DATASET RECORDS:
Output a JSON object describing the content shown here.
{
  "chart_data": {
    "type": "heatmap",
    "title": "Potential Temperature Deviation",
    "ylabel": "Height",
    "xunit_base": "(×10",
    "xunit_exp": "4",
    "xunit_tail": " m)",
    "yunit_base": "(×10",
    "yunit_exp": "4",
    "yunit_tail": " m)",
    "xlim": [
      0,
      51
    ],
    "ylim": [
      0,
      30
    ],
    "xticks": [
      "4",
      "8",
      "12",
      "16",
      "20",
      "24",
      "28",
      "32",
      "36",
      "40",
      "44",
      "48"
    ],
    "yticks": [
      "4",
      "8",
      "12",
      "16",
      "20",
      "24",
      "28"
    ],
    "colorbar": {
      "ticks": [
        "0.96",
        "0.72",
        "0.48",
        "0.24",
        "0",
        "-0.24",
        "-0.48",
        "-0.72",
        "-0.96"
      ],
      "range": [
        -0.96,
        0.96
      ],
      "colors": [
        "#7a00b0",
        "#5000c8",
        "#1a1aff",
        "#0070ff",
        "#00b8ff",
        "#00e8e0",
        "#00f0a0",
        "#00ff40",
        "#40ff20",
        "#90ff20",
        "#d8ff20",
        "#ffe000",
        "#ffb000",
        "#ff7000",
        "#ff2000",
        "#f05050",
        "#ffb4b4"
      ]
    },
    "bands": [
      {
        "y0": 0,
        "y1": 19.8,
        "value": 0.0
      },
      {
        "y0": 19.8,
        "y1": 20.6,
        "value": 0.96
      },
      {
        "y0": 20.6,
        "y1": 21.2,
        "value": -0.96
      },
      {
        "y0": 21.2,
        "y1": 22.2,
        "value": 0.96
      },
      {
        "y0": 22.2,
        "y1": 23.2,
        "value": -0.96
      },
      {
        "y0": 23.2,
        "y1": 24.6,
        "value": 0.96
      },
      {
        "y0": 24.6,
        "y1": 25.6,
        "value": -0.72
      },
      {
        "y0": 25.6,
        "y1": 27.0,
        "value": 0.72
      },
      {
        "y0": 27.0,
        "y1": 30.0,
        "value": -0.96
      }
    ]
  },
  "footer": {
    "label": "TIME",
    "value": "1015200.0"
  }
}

WHAT THIS TASK INVOLVES: Give the listing above again, word for word.

RIGHT ANSWER:
Output a JSON object describing the content shown here.
{
  "chart_data": {
    "type": "heatmap",
    "title": "Potential Temperature Deviation",
    "ylabel": "Height",
    "xunit_base": "(×10",
    "xunit_exp": "4",
    "xunit_tail": " m)",
    "yunit_base": "(×10",
    "yunit_exp": "4",
    "yunit_tail": " m)",
    "xlim": [
      0,
      51
    ],
    "ylim": [
      0,
      30
    ],
    "xticks": [
      "4",
      "8",
      "12",
      "16",
      "20",
      "24",
      "28",
      "32",
      "36",
      "40",
      "44",
      "48"
    ],
    "yticks": [
      "4",
      "8",
      "12",
      "16",
      "20",
      "24",
      "28"
    ],
    "colorbar": {
      "ticks": [
        "0.96",
        "0.72",
        "0.48",
        "0.24",
        "0",
        "-0.24",
        "-0.48",
        "-0.72",
        "-0.96"
      ],
      "range": [
        -0.96,
        0.96
      ],
      "colors": [
        "#7a00b0",
        "#5000c8",
        "#1a1aff",
        "#0070ff",
        "#00b8ff",
        "#00e8e0",
        "#00f0a0",
        "#00ff40",
        "#40ff20",
        "#90ff20",
        "#d8ff20",
        "#ffe000",
        "#ffb000",
        "#ff7000",
        "#ff2000",
        "#f05050",
        "#ffb4b4"
      ]
    },
    "bands": [
      {
        "y0": 0,
        "y1": 19.8,
        "value": 0.0
      },
      {
        "y0": 19.8,
        "y1": 20.6,
        "value": 0.96
      },
      {
        "y0": 20.6,
        "y1": 21.2,
        "value": -0.96
      },
      {
        "y0": 21.2,
        "y1": 22.2,
        "value": 0.96
      },
      {
        "y0": 22.2,
        "y1": 23.2,
        "value": -0.96
      },
      {
        "y0": 23.2,
        "y1": 24.6,
        "value": 0.96
      },
      {
        "y0": 24.6,
        "y1": 25.6,
        "value": -0.72
      },
      {
        "y0": 25.6,
        "y1": 27.0,
        "value": 0.72
      },
      {
        "y0": 27.0,
        "y1": 30.0,
        "value": -0.96
      }
    ]
  },
  "footer": {
    "label": "TIME",
    "value": "1015200.0"
  }
}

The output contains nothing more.